## Tarea
Continúa el fragmento sobre la larga espera política en España tras el 20N a partir de su última oración.

## Fragmento de origen
Días de espera’, titula nuestra colaboradora Amelia Tortosa su artículo de hoy sobre la situación política en España tras las elecciones generales del 20 de noviembre pasado y la crisis económica que anda determinando la vida de nuestro país desde hace años. Sin entrar en consideraciones sobre un artículo que, sinceramente, no comparto en la mayoría de sus conclusiones, sí creo que estamos sin duda en días de espera y tránsito, pero no sólo hasta el 22 de diciembre, en que Rajoy por fin será investido nuevo presidente del Gobierno central. Creo, como muchos otros, que el largo tránsito lo venimos padeciendo desde que en julio pasado el presidente saliente anunciase que iba a adelantar las elecciones y esperase nada más y nada menos que varios meses hasta su convocatoria formal para el 20N finalmente señalado.

## Extractos de registros
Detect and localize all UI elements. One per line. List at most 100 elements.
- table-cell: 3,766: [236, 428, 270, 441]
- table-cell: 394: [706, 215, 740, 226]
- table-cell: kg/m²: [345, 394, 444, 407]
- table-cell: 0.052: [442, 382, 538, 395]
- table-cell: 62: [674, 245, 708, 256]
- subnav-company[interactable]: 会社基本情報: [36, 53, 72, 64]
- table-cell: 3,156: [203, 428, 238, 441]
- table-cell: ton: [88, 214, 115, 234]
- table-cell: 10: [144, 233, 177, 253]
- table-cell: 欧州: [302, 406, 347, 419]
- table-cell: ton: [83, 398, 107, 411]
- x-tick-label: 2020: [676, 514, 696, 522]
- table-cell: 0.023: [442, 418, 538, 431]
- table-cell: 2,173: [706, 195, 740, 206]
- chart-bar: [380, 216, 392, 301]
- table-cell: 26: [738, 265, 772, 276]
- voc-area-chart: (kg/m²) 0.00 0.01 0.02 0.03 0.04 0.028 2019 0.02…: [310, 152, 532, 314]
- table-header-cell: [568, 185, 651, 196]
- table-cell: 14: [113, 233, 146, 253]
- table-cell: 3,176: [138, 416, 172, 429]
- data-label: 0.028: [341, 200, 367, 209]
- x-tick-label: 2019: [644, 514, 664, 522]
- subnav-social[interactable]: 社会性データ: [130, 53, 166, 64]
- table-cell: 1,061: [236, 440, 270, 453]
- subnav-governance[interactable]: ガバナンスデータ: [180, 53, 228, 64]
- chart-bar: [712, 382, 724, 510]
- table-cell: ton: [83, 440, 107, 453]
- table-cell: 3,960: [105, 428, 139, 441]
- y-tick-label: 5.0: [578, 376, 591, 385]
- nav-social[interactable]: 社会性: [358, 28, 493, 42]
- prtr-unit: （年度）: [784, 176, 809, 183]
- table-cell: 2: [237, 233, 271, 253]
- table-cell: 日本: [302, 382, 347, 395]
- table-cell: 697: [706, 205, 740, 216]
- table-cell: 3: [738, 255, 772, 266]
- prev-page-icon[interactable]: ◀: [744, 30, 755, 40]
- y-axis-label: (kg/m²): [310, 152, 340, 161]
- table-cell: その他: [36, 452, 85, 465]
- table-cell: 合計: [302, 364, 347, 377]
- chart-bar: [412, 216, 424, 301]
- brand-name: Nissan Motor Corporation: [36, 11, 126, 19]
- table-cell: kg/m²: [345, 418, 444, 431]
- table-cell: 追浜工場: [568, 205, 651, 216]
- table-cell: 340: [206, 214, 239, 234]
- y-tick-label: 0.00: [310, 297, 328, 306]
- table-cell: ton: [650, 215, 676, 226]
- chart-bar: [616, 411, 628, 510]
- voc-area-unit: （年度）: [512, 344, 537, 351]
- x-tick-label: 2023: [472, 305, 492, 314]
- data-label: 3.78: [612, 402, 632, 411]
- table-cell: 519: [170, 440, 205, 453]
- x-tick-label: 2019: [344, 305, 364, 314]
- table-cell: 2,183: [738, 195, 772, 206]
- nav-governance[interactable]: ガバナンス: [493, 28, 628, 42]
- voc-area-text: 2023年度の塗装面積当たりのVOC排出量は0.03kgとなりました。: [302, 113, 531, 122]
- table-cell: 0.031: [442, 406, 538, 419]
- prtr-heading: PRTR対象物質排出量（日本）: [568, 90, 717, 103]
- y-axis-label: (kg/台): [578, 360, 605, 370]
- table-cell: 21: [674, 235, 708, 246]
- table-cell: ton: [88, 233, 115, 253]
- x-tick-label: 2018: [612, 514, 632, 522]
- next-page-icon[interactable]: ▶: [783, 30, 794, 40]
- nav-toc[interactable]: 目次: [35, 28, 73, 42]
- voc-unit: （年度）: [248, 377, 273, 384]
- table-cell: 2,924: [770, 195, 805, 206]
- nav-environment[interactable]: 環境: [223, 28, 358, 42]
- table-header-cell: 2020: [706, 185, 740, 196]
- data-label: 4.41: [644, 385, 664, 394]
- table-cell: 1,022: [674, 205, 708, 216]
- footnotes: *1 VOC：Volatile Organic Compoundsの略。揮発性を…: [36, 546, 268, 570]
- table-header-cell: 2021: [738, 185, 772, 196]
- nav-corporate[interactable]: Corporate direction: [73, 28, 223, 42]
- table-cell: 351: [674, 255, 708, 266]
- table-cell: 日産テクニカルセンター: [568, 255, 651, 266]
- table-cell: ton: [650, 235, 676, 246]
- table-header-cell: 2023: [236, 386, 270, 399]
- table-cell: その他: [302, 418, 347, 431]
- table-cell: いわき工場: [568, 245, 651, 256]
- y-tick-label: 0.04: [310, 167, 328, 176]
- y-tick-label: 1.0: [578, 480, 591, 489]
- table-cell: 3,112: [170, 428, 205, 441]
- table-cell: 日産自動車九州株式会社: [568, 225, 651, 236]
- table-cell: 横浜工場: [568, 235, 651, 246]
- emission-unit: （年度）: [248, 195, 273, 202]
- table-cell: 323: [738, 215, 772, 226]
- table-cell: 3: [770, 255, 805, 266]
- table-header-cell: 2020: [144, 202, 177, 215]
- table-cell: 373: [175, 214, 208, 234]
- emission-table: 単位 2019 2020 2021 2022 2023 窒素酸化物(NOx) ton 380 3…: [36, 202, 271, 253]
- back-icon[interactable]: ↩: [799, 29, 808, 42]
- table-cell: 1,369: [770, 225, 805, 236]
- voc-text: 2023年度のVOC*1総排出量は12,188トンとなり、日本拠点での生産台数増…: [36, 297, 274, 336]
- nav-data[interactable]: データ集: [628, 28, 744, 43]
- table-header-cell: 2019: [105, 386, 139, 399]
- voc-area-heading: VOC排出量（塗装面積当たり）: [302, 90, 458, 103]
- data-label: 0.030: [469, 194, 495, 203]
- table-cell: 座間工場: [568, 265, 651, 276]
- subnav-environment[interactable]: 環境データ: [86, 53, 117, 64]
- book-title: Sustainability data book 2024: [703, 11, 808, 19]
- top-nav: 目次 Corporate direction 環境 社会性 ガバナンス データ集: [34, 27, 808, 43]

## Respuesta esperada
Un tránsito muy largo, que ha hecho un daño notorio a este país, que ha servido para poner nerviosos a los mercados, como se dice ahora, y que sobre todo ha permitido que se disparara aún más las ansias de beneficios de los prestamistas internacionales.
Pura usura que hemos alimentado con una provisionalidad innecesaria que ahora nos va a costar mucho más superar y que pone en un brete aún más difícil el complicado papelón que le ha tocado al nuevo presidente electo de nuestro país.
Rajoy, muy acosado, empieza a ser tratado, inquirido incluso como si ya hubiera tomado posesión, cuando no lo hará hasta dos días antes de la celebración de la Navidad, con un largo período festivo de por medio que, por mucha prisa que se dé, no le permitirá tener todo su Gobierno en marcha y todo el engranaje administrativo a punto o engrasado hasta al menos la segunda quincena de enero.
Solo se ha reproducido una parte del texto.